# Your instructions:
Return the lines where the word "Surface" occurs.

# Rows:
● ● ● ● ● ● ●
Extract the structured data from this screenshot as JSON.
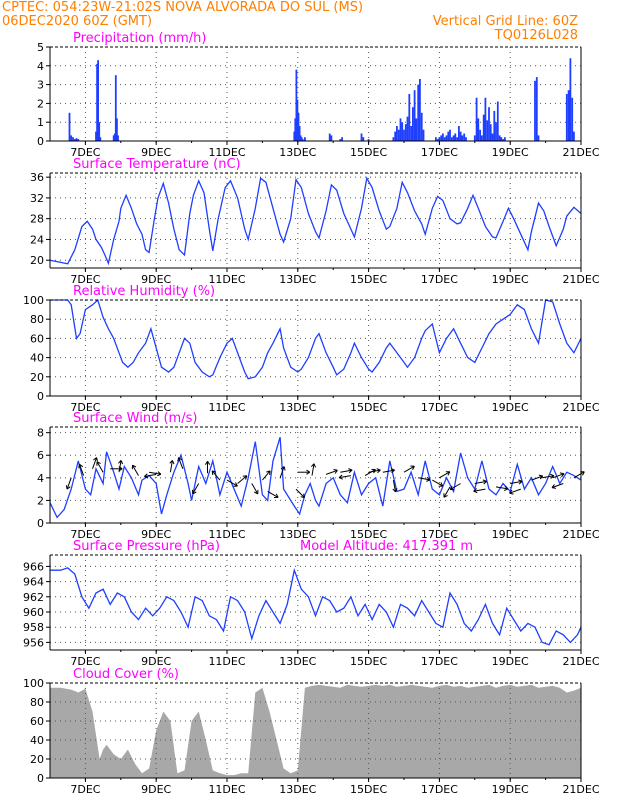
{
  "header": {
    "line1_left": "CPTEC:  054:23W-21:02S  NOVA ALVORADA DO SUL (MS)",
    "line2_left": "06DEC2020 60Z (GMT)",
    "line2_right": "Vertical Grid Line: 60Z",
    "line3_right": "TQ0126L028"
  },
  "colors": {
    "header": "#ff7f00",
    "title": "#ff00ff",
    "series": "#1f3fff",
    "cloud": "#a8a8a8",
    "arrow": "#000000"
  },
  "x_ticks": [
    "7DEC",
    "9DEC",
    "11DEC",
    "13DEC",
    "15DEC",
    "17DEC",
    "19DEC",
    "21DEC"
  ],
  "chart_data": [
    {
      "type": "bar",
      "title": "Precipitation (mm/h)",
      "ylim": [
        0,
        5
      ],
      "yticks": [
        "0",
        "1",
        "2",
        "3",
        "4",
        "5"
      ],
      "grid": true,
      "x": [
        6.55,
        6.6,
        6.65,
        6.7,
        6.75,
        6.8,
        7.3,
        7.33,
        7.36,
        7.39,
        7.42,
        7.8,
        7.83,
        7.86,
        7.89,
        7.92,
        12.9,
        12.93,
        12.96,
        12.99,
        13.02,
        13.05,
        13.08,
        13.11,
        13.14,
        13.2,
        13.9,
        13.95,
        14.2,
        14.25,
        14.8,
        14.85,
        15.0,
        15.7,
        15.75,
        15.8,
        15.85,
        15.9,
        15.95,
        16.0,
        16.05,
        16.1,
        16.15,
        16.2,
        16.25,
        16.3,
        16.35,
        16.4,
        16.45,
        16.5,
        16.55,
        16.9,
        16.95,
        17.0,
        17.05,
        17.1,
        17.15,
        17.2,
        17.25,
        17.3,
        17.35,
        17.4,
        17.45,
        17.5,
        17.55,
        17.6,
        17.65,
        17.7,
        17.75,
        18.0,
        18.05,
        18.1,
        18.15,
        18.2,
        18.25,
        18.3,
        18.35,
        18.4,
        18.45,
        18.5,
        18.55,
        18.6,
        18.65,
        18.7,
        18.75,
        18.8,
        18.85,
        19.7,
        19.75,
        19.8,
        20.6,
        20.65,
        20.7,
        20.75,
        20.8
      ],
      "values": [
        1.5,
        0.3,
        0.2,
        0.1,
        0.15,
        0.1,
        0.5,
        4.1,
        4.3,
        1.0,
        0.2,
        0.3,
        0.4,
        3.5,
        1.2,
        0.3,
        0.5,
        1.2,
        3.8,
        2.2,
        1.5,
        0.8,
        0.3,
        0.2,
        0.1,
        0.2,
        0.4,
        0.3,
        0.1,
        0.2,
        0.4,
        0.2,
        0.1,
        0.2,
        0.5,
        0.8,
        0.6,
        1.2,
        1.0,
        0.6,
        0.9,
        1.3,
        2.5,
        0.8,
        1.8,
        2.7,
        1.2,
        3.0,
        3.3,
        1.5,
        0.6,
        0.2,
        0.1,
        0.2,
        0.3,
        0.4,
        0.2,
        0.3,
        0.5,
        0.6,
        0.2,
        0.3,
        0.4,
        0.2,
        0.8,
        0.5,
        0.3,
        0.4,
        0.2,
        0.3,
        2.3,
        1.2,
        0.6,
        0.3,
        1.4,
        2.3,
        1.1,
        1.8,
        0.9,
        0.4,
        1.6,
        1.0,
        2.1,
        0.3,
        0.2,
        0.1,
        0.2,
        3.2,
        3.4,
        0.3,
        2.5,
        2.7,
        4.4,
        2.3,
        0.5
      ]
    },
    {
      "type": "line",
      "title": "Surface Temperature (nC)",
      "ylim": [
        18.5,
        36.8
      ],
      "yticks": [
        "20",
        "24",
        "28",
        "32",
        "36"
      ],
      "grid": true,
      "x": [
        6.0,
        6.5,
        6.7,
        6.9,
        7.05,
        7.2,
        7.3,
        7.45,
        7.55,
        7.65,
        7.8,
        7.95,
        8.0,
        8.15,
        8.3,
        8.45,
        8.6,
        8.7,
        8.8,
        8.95,
        9.05,
        9.2,
        9.35,
        9.5,
        9.65,
        9.8,
        9.95,
        10.05,
        10.2,
        10.35,
        10.5,
        10.6,
        10.75,
        10.95,
        11.1,
        11.3,
        11.5,
        11.6,
        11.8,
        11.95,
        12.1,
        12.3,
        12.5,
        12.6,
        12.8,
        12.95,
        13.1,
        13.3,
        13.5,
        13.6,
        13.8,
        13.95,
        14.1,
        14.3,
        14.5,
        14.6,
        14.8,
        14.95,
        15.1,
        15.3,
        15.5,
        15.6,
        15.8,
        15.95,
        16.1,
        16.3,
        16.5,
        16.6,
        16.8,
        16.95,
        17.1,
        17.3,
        17.5,
        17.6,
        17.8,
        17.95,
        18.1,
        18.3,
        18.5,
        18.6,
        18.8,
        18.95,
        19.1,
        19.3,
        19.5,
        19.6,
        19.8,
        19.95,
        20.1,
        20.3,
        20.5,
        20.6,
        20.8,
        21.0
      ],
      "values": [
        20.0,
        19.3,
        22.0,
        26.5,
        27.5,
        26.0,
        24.0,
        22.5,
        21.0,
        19.4,
        24.0,
        27.5,
        30.0,
        32.5,
        30.0,
        27.0,
        25.0,
        22.0,
        21.5,
        28.0,
        32.0,
        34.8,
        31.0,
        26.0,
        22.0,
        21.0,
        29.0,
        32.5,
        35.3,
        33.0,
        26.0,
        21.8,
        28.0,
        34.0,
        35.3,
        32.0,
        26.0,
        24.0,
        30.0,
        35.8,
        35.0,
        30.0,
        25.0,
        23.5,
        28.0,
        35.5,
        34.0,
        29.0,
        25.5,
        24.3,
        29.5,
        34.5,
        33.5,
        29.0,
        26.0,
        24.5,
        30.0,
        35.8,
        34.0,
        29.5,
        26.0,
        26.5,
        30.0,
        35.0,
        33.0,
        29.5,
        27.0,
        25.0,
        30.0,
        32.3,
        31.5,
        28.0,
        27.0,
        27.2,
        30.0,
        32.5,
        30.0,
        26.5,
        24.5,
        24.3,
        27.5,
        30.0,
        28.0,
        25.0,
        22.0,
        25.5,
        31.0,
        29.5,
        26.5,
        22.8,
        26.0,
        28.5,
        30.2,
        29.0
      ]
    },
    {
      "type": "line",
      "title": "Relative Humidity (%)",
      "ylim": [
        0,
        100
      ],
      "yticks": [
        "0",
        "20",
        "40",
        "60",
        "80",
        "100"
      ],
      "grid": true,
      "x": [
        6.0,
        6.3,
        6.5,
        6.6,
        6.75,
        6.85,
        7.0,
        7.2,
        7.35,
        7.5,
        7.65,
        7.8,
        7.95,
        8.05,
        8.2,
        8.35,
        8.5,
        8.7,
        8.85,
        9.0,
        9.15,
        9.35,
        9.5,
        9.65,
        9.8,
        9.95,
        10.1,
        10.3,
        10.5,
        10.6,
        10.8,
        11.0,
        11.15,
        11.35,
        11.5,
        11.6,
        11.8,
        12.0,
        12.15,
        12.3,
        12.5,
        12.6,
        12.8,
        13.0,
        13.1,
        13.3,
        13.5,
        13.6,
        13.8,
        14.0,
        14.1,
        14.3,
        14.5,
        14.6,
        14.8,
        15.0,
        15.1,
        15.3,
        15.5,
        15.6,
        15.8,
        16.0,
        16.1,
        16.3,
        16.5,
        16.6,
        16.8,
        17.0,
        17.2,
        17.4,
        17.6,
        17.8,
        18.0,
        18.2,
        18.4,
        18.6,
        18.8,
        19.0,
        19.2,
        19.4,
        19.6,
        19.8,
        20.0,
        20.2,
        20.4,
        20.6,
        20.8,
        21.0
      ],
      "values": [
        100,
        100,
        100,
        95,
        60,
        65,
        90,
        95,
        100,
        82,
        70,
        60,
        45,
        35,
        30,
        35,
        45,
        55,
        70,
        50,
        30,
        25,
        30,
        45,
        60,
        55,
        35,
        25,
        20,
        22,
        40,
        55,
        60,
        40,
        25,
        18,
        20,
        30,
        45,
        55,
        70,
        50,
        30,
        25,
        28,
        40,
        60,
        65,
        45,
        30,
        22,
        28,
        45,
        55,
        40,
        28,
        25,
        35,
        50,
        55,
        45,
        35,
        30,
        40,
        60,
        68,
        75,
        45,
        60,
        70,
        55,
        40,
        35,
        50,
        65,
        75,
        80,
        85,
        95,
        90,
        70,
        55,
        100,
        98,
        75,
        55,
        45,
        60
      ]
    },
    {
      "type": "line",
      "title": "Surface Wind (m/s)",
      "ylim": [
        0,
        8.5
      ],
      "yticks": [
        "0",
        "2",
        "4",
        "6",
        "8"
      ],
      "grid": true,
      "x": [
        6.0,
        6.2,
        6.4,
        6.6,
        6.8,
        7.0,
        7.15,
        7.3,
        7.5,
        7.6,
        7.8,
        7.95,
        8.1,
        8.3,
        8.5,
        8.6,
        8.8,
        9.0,
        9.15,
        9.3,
        9.5,
        9.7,
        9.9,
        10.0,
        10.2,
        10.4,
        10.6,
        10.8,
        11.0,
        11.2,
        11.4,
        11.6,
        11.8,
        12.0,
        12.15,
        12.3,
        12.5,
        12.6,
        12.8,
        12.9,
        13.05,
        13.2,
        13.35,
        13.5,
        13.6,
        13.8,
        14.0,
        14.2,
        14.4,
        14.6,
        14.8,
        15.0,
        15.2,
        15.4,
        15.6,
        15.8,
        16.0,
        16.2,
        16.4,
        16.6,
        16.8,
        17.0,
        17.2,
        17.4,
        17.6,
        17.8,
        18.0,
        18.2,
        18.4,
        18.6,
        18.8,
        19.0,
        19.2,
        19.4,
        19.6,
        19.8,
        20.0,
        20.2,
        20.4,
        20.6,
        20.8,
        21.0
      ],
      "values": [
        1.8,
        0.5,
        1.2,
        3.0,
        5.5,
        3.0,
        2.5,
        4.8,
        3.5,
        6.3,
        4.5,
        3.0,
        5.0,
        4.0,
        2.5,
        3.8,
        4.2,
        3.5,
        0.8,
        2.5,
        4.5,
        6.0,
        3.5,
        2.0,
        5.0,
        3.5,
        5.5,
        2.5,
        4.5,
        3.0,
        1.5,
        4.0,
        7.2,
        2.5,
        2.0,
        5.5,
        7.6,
        3.0,
        2.0,
        1.5,
        0.8,
        2.5,
        3.5,
        2.0,
        1.5,
        3.5,
        4.0,
        2.5,
        1.8,
        4.5,
        2.5,
        3.5,
        4.0,
        1.5,
        5.5,
        2.8,
        3.0,
        4.5,
        2.5,
        5.5,
        3.0,
        2.5,
        4.0,
        2.8,
        6.2,
        4.0,
        3.0,
        5.5,
        3.0,
        2.5,
        3.5,
        2.8,
        5.2,
        3.0,
        4.0,
        2.5,
        3.5,
        5.0,
        3.5,
        4.5,
        4.2,
        3.8
      ]
    },
    {
      "type": "line",
      "title": "Surface Pressure (hPa)",
      "subtitle": "Model Altitude: 417.391 m",
      "ylim": [
        955.0,
        967.5
      ],
      "yticks": [
        "956",
        "958",
        "960",
        "962",
        "964",
        "966"
      ],
      "grid": true,
      "x": [
        6.0,
        6.3,
        6.5,
        6.7,
        6.9,
        7.1,
        7.3,
        7.5,
        7.7,
        7.9,
        8.1,
        8.3,
        8.5,
        8.7,
        8.9,
        9.1,
        9.3,
        9.5,
        9.7,
        9.9,
        10.1,
        10.3,
        10.5,
        10.7,
        10.9,
        11.1,
        11.3,
        11.5,
        11.7,
        11.9,
        12.1,
        12.3,
        12.5,
        12.7,
        12.9,
        13.1,
        13.3,
        13.5,
        13.7,
        13.9,
        14.1,
        14.3,
        14.5,
        14.7,
        14.9,
        15.1,
        15.3,
        15.5,
        15.7,
        15.9,
        16.1,
        16.3,
        16.5,
        16.7,
        16.9,
        17.1,
        17.3,
        17.5,
        17.7,
        17.9,
        18.1,
        18.3,
        18.5,
        18.7,
        18.9,
        19.1,
        19.3,
        19.5,
        19.7,
        19.9,
        20.1,
        20.3,
        20.5,
        20.7,
        20.9,
        21.0
      ],
      "values": [
        965.5,
        965.5,
        965.8,
        965.0,
        962.0,
        960.5,
        962.5,
        963.0,
        961.0,
        962.5,
        962.0,
        960.0,
        959.0,
        960.5,
        959.5,
        960.5,
        962.0,
        961.5,
        960.0,
        958.0,
        962.0,
        961.5,
        959.5,
        959.0,
        957.5,
        962.0,
        961.5,
        960.0,
        956.5,
        959.5,
        961.5,
        960.0,
        958.5,
        961.0,
        965.5,
        963.0,
        962.0,
        959.5,
        962.0,
        961.5,
        960.0,
        960.5,
        962.0,
        959.5,
        961.0,
        959.0,
        961.0,
        960.0,
        958.0,
        961.0,
        960.5,
        959.5,
        961.5,
        960.0,
        958.5,
        958.0,
        962.5,
        961.0,
        958.5,
        957.5,
        959.0,
        961.0,
        958.5,
        957.0,
        960.5,
        959.0,
        957.5,
        958.5,
        958.0,
        956.0,
        955.7,
        957.5,
        957.0,
        956.0,
        957.0,
        958.0
      ]
    },
    {
      "type": "area",
      "title": "Cloud Cover (%)",
      "ylim": [
        0,
        100
      ],
      "yticks": [
        "0",
        "20",
        "40",
        "60",
        "80",
        "100"
      ],
      "grid": true,
      "x": [
        6.0,
        6.3,
        6.6,
        6.8,
        7.0,
        7.2,
        7.4,
        7.5,
        7.6,
        7.8,
        8.0,
        8.2,
        8.4,
        8.6,
        8.8,
        9.0,
        9.2,
        9.4,
        9.6,
        9.8,
        10.0,
        10.2,
        10.4,
        10.6,
        10.8,
        11.0,
        11.2,
        11.4,
        11.6,
        11.8,
        12.0,
        12.2,
        12.4,
        12.6,
        12.8,
        13.0,
        13.2,
        13.4,
        13.6,
        13.8,
        14.0,
        14.2,
        14.4,
        14.6,
        14.8,
        15.0,
        15.2,
        15.4,
        15.6,
        15.8,
        16.0,
        16.2,
        16.4,
        16.6,
        16.8,
        17.0,
        17.2,
        17.4,
        17.6,
        17.8,
        18.0,
        18.2,
        18.4,
        18.6,
        18.8,
        19.0,
        19.2,
        19.4,
        19.6,
        19.8,
        20.0,
        20.2,
        20.4,
        20.6,
        20.8,
        21.0
      ],
      "values": [
        95,
        95,
        93,
        90,
        94,
        70,
        20,
        30,
        35,
        25,
        20,
        30,
        15,
        5,
        10,
        50,
        70,
        60,
        5,
        8,
        60,
        70,
        40,
        8,
        5,
        3,
        3,
        5,
        5,
        90,
        95,
        70,
        40,
        10,
        5,
        8,
        95,
        97,
        98,
        97,
        96,
        95,
        98,
        97,
        96,
        97,
        98,
        97,
        98,
        96,
        97,
        98,
        97,
        96,
        95,
        97,
        98,
        96,
        97,
        95,
        96,
        97,
        98,
        95,
        97,
        98,
        96,
        97,
        98,
        95,
        96,
        97,
        95,
        90,
        92,
        95
      ]
    }
  ],
  "wind_arrows": [
    {
      "x": 6.6,
      "v": 4.0,
      "dir": 200
    },
    {
      "x": 6.95,
      "v": 4.2,
      "dir": 340
    },
    {
      "x": 7.2,
      "v": 4.8,
      "dir": 20
    },
    {
      "x": 7.5,
      "v": 4.5,
      "dir": 330
    },
    {
      "x": 7.7,
      "v": 4.8,
      "dir": 90
    },
    {
      "x": 7.95,
      "v": 4.5,
      "dir": 10
    },
    {
      "x": 8.5,
      "v": 4.2,
      "dir": 330
    },
    {
      "x": 8.8,
      "v": 4.5,
      "dir": 100
    },
    {
      "x": 9.0,
      "v": 4.3,
      "dir": 260
    },
    {
      "x": 9.4,
      "v": 4.5,
      "dir": 10
    },
    {
      "x": 9.75,
      "v": 4.8,
      "dir": 340
    },
    {
      "x": 10.2,
      "v": 3.5,
      "dir": 210
    },
    {
      "x": 10.45,
      "v": 4.4,
      "dir": 0
    },
    {
      "x": 10.8,
      "v": 3.8,
      "dir": 320
    },
    {
      "x": 11.0,
      "v": 3.8,
      "dir": 120
    },
    {
      "x": 11.3,
      "v": 3.5,
      "dir": 50
    },
    {
      "x": 11.7,
      "v": 3.5,
      "dir": 150
    },
    {
      "x": 12.0,
      "v": 3.8,
      "dir": 40
    },
    {
      "x": 12.15,
      "v": 2.8,
      "dir": 120
    },
    {
      "x": 12.5,
      "v": 4.0,
      "dir": 20
    },
    {
      "x": 12.95,
      "v": 3.0,
      "dir": 135
    },
    {
      "x": 13.0,
      "v": 4.5,
      "dir": 90
    },
    {
      "x": 13.4,
      "v": 4.2,
      "dir": 10
    },
    {
      "x": 13.8,
      "v": 4.3,
      "dir": 70
    },
    {
      "x": 14.2,
      "v": 4.5,
      "dir": 80
    },
    {
      "x": 14.5,
      "v": 4.2,
      "dir": 260
    },
    {
      "x": 14.9,
      "v": 4.2,
      "dir": 60
    },
    {
      "x": 15.0,
      "v": 4.5,
      "dir": 80
    },
    {
      "x": 15.4,
      "v": 4.5,
      "dir": 80
    },
    {
      "x": 15.7,
      "v": 3.8,
      "dir": 170
    },
    {
      "x": 16.0,
      "v": 4.5,
      "dir": 60
    },
    {
      "x": 16.4,
      "v": 4.0,
      "dir": 100
    },
    {
      "x": 16.8,
      "v": 3.8,
      "dir": 120
    },
    {
      "x": 17.0,
      "v": 4.0,
      "dir": 60
    },
    {
      "x": 17.3,
      "v": 3.2,
      "dir": 210
    },
    {
      "x": 17.6,
      "v": 3.5,
      "dir": 240
    },
    {
      "x": 18.0,
      "v": 3.5,
      "dir": 80
    },
    {
      "x": 18.3,
      "v": 3.0,
      "dir": 260
    },
    {
      "x": 18.6,
      "v": 3.2,
      "dir": 100
    },
    {
      "x": 19.0,
      "v": 3.5,
      "dir": 80
    },
    {
      "x": 19.3,
      "v": 3.0,
      "dir": 250
    },
    {
      "x": 19.6,
      "v": 3.8,
      "dir": 70
    },
    {
      "x": 19.9,
      "v": 4.0,
      "dir": 80
    },
    {
      "x": 20.2,
      "v": 4.0,
      "dir": 70
    },
    {
      "x": 20.5,
      "v": 3.5,
      "dir": 250
    },
    {
      "x": 20.8,
      "v": 4.0,
      "dir": 60
    }
  ]
}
● ● ● ● ● ● ●
# Output for this exercise:
      "title": "Surface Temperature (nC)",
      "title": "Surface Wind (m/s)",
      "title": "Surface Pressure (hPa)",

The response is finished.